* _TASK STATEMENT_
Go through the listing beneath this task and return every line that carries the string "JSON".

* _DATA EXTRACT_
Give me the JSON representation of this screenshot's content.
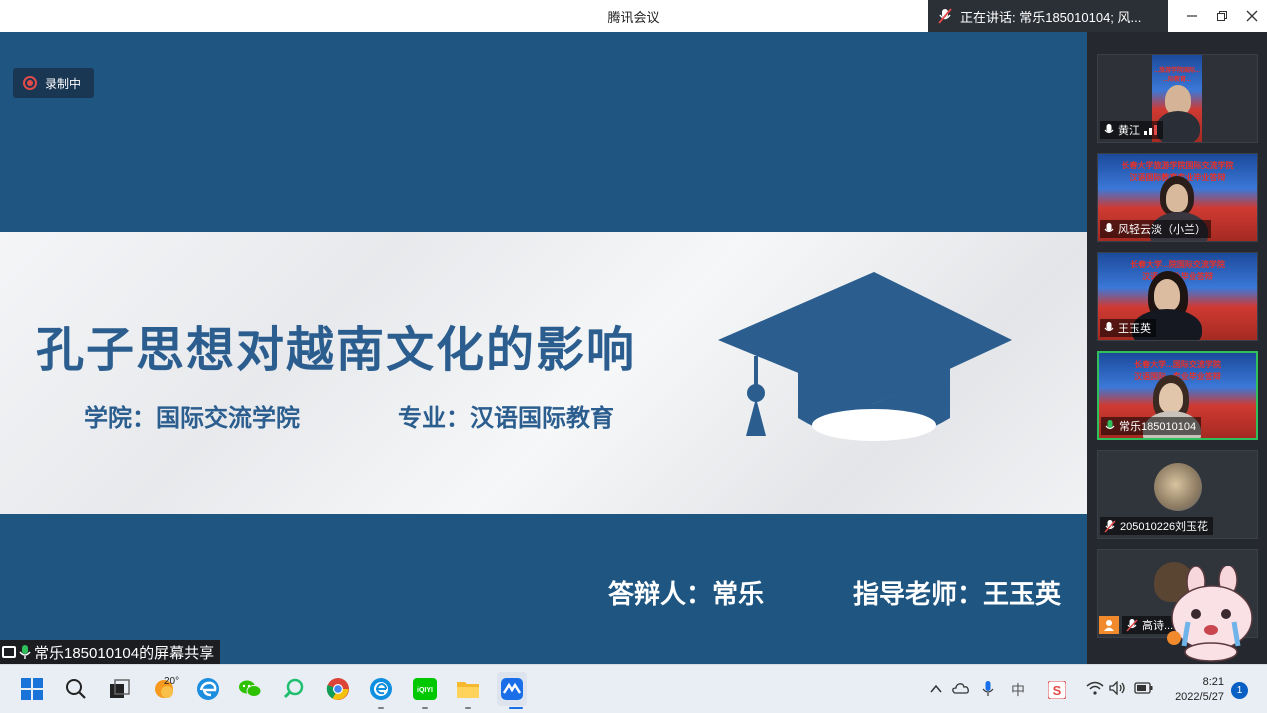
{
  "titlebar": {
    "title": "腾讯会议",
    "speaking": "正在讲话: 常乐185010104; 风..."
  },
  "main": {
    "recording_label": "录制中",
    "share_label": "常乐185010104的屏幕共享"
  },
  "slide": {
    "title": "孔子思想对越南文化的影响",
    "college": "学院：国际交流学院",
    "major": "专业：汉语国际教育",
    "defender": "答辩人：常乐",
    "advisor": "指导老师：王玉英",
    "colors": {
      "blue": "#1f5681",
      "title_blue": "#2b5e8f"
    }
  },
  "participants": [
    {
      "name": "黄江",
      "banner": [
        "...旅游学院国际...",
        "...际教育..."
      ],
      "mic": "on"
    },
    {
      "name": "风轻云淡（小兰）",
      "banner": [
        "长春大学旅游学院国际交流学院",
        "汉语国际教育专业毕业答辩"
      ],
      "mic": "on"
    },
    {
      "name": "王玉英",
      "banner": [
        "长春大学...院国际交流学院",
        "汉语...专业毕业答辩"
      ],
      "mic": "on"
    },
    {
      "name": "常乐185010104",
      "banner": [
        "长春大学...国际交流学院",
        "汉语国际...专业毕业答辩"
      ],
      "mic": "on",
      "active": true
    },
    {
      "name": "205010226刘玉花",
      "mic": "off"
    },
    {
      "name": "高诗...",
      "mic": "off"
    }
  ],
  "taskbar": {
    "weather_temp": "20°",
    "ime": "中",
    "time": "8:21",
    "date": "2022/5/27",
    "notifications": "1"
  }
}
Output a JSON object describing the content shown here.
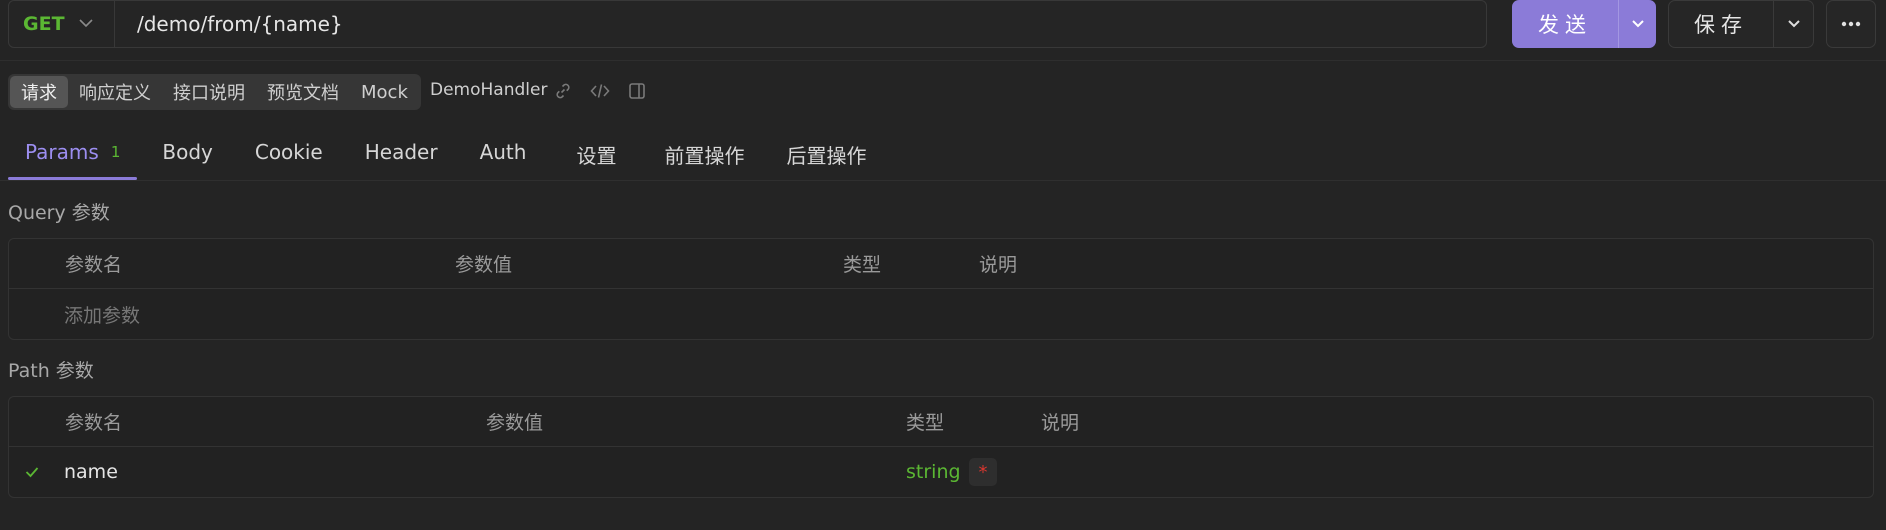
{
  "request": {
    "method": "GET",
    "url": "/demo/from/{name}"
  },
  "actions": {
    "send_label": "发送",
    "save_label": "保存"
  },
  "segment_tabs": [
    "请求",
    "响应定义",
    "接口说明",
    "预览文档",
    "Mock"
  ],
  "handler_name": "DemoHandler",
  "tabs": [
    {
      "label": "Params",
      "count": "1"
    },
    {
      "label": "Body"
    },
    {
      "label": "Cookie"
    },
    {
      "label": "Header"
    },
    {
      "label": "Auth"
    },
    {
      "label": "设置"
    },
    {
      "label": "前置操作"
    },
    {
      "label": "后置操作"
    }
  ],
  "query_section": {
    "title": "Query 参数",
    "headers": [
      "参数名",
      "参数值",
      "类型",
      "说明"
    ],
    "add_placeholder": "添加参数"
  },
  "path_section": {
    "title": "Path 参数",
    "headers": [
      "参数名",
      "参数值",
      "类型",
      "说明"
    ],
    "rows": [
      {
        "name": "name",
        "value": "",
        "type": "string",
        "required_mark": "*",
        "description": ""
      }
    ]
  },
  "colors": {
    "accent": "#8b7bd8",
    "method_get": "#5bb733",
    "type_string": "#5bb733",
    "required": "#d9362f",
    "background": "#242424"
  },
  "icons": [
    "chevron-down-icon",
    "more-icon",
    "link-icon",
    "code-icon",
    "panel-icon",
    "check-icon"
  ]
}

* _EXPECTED OUTPUT_
Give me the JSON representation of this screenshot's content.
Output a JSON object describing the content shown here.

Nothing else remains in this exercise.